Given request —
Extract each line where the string "Matriser" shows up.

Input data —
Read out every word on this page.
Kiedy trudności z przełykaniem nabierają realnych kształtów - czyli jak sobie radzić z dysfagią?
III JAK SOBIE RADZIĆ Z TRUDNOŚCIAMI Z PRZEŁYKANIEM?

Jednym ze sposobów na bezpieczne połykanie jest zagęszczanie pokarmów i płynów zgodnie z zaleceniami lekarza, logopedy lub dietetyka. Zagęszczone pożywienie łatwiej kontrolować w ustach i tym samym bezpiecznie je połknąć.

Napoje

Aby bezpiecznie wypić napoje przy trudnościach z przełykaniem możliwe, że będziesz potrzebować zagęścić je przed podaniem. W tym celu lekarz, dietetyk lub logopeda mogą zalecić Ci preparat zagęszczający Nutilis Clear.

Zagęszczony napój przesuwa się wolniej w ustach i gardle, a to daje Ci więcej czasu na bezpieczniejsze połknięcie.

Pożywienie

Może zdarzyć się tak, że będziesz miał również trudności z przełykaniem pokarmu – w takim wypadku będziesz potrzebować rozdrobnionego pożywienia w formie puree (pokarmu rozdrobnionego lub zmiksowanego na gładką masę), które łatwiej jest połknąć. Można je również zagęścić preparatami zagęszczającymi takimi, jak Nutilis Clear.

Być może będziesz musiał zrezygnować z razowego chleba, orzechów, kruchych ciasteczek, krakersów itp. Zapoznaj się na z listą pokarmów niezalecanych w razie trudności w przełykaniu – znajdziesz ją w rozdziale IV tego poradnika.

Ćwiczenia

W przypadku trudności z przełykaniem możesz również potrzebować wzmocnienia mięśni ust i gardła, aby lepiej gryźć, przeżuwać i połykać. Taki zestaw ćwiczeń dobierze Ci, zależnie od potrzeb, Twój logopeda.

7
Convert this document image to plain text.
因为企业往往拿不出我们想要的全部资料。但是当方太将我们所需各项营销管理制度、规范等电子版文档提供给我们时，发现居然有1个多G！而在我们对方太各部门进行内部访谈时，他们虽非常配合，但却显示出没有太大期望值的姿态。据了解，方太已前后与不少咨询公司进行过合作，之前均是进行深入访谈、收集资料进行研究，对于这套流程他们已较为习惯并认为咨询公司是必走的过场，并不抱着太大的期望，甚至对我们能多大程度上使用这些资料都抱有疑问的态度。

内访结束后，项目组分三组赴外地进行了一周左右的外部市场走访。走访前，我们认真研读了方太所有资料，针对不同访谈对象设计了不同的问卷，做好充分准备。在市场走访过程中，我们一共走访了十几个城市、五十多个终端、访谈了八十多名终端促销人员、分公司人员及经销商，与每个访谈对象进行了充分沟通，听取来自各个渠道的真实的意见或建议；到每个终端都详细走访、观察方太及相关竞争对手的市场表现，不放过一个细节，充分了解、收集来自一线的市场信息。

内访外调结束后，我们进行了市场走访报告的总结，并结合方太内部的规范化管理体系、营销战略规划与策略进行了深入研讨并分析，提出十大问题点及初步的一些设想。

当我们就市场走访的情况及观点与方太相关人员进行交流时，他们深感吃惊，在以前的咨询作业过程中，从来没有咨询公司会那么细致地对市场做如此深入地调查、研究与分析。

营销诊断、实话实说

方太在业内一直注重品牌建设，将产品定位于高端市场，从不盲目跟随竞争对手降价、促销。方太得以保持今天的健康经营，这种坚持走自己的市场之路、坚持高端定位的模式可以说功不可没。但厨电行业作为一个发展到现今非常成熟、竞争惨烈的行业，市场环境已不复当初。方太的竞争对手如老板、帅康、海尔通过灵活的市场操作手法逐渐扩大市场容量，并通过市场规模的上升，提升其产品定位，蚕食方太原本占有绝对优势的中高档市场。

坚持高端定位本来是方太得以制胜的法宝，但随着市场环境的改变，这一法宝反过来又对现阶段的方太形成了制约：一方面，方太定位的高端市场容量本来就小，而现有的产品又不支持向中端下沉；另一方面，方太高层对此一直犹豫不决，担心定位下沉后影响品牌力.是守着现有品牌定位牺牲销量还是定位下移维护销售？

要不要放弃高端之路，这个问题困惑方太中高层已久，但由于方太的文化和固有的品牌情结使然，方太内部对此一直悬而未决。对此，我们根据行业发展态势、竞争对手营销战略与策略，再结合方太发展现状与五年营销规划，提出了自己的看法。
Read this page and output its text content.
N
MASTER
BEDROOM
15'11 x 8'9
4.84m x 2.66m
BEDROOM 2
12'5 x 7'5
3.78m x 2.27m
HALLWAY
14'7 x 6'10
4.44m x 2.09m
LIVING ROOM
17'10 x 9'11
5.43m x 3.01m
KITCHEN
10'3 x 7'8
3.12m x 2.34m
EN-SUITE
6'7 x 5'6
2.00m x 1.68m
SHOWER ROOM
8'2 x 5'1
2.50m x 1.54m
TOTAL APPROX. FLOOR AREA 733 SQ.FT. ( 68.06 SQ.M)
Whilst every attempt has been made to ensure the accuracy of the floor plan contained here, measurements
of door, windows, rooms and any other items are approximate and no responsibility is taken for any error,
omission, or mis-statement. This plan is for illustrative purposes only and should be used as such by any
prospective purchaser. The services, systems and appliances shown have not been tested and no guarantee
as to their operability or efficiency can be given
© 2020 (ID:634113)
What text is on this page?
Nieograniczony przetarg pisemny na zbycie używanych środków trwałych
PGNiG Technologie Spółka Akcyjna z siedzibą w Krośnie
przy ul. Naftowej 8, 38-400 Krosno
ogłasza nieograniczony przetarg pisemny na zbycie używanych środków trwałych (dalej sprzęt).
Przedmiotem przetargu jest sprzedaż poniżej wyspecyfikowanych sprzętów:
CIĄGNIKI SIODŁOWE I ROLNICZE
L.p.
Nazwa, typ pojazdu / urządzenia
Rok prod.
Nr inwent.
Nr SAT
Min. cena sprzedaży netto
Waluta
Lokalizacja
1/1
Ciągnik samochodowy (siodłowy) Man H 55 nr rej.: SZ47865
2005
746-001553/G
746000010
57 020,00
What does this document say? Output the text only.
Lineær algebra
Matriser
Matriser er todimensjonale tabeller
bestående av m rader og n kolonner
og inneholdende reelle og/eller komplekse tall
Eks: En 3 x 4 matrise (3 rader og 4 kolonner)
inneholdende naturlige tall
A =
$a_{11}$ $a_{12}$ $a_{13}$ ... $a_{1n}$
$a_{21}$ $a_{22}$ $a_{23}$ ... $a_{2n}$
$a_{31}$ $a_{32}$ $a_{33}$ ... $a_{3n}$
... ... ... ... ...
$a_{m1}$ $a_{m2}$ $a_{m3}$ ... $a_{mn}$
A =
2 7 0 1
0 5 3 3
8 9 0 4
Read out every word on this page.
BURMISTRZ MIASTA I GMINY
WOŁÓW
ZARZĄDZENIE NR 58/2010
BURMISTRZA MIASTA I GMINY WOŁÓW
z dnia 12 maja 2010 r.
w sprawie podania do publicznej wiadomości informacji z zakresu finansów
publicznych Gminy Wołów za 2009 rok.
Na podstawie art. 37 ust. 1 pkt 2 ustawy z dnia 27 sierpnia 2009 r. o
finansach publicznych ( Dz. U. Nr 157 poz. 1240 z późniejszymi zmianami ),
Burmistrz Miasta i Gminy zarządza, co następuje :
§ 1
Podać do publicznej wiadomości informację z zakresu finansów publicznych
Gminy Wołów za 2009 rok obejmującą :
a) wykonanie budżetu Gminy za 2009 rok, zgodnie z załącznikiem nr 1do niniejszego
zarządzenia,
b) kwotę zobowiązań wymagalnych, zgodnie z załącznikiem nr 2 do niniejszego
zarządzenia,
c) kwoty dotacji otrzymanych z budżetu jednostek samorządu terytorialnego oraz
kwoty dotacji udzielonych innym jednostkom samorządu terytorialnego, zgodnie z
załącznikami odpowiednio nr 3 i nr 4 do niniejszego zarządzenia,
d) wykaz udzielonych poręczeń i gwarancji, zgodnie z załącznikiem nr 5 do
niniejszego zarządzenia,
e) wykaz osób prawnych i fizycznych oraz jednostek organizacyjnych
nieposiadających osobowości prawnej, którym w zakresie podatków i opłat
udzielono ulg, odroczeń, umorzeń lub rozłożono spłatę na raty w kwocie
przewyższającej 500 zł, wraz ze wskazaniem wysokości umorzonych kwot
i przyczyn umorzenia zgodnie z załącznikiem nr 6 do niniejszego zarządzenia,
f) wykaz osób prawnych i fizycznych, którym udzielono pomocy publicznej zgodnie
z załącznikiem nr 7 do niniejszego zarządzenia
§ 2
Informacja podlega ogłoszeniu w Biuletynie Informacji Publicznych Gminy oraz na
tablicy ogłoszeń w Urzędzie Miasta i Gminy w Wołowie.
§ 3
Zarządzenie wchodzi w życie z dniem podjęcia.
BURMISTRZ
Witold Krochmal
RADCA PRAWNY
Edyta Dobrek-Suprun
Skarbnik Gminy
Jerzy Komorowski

Completed exercise —
Matriser
Matriser er todimensjonale tabeller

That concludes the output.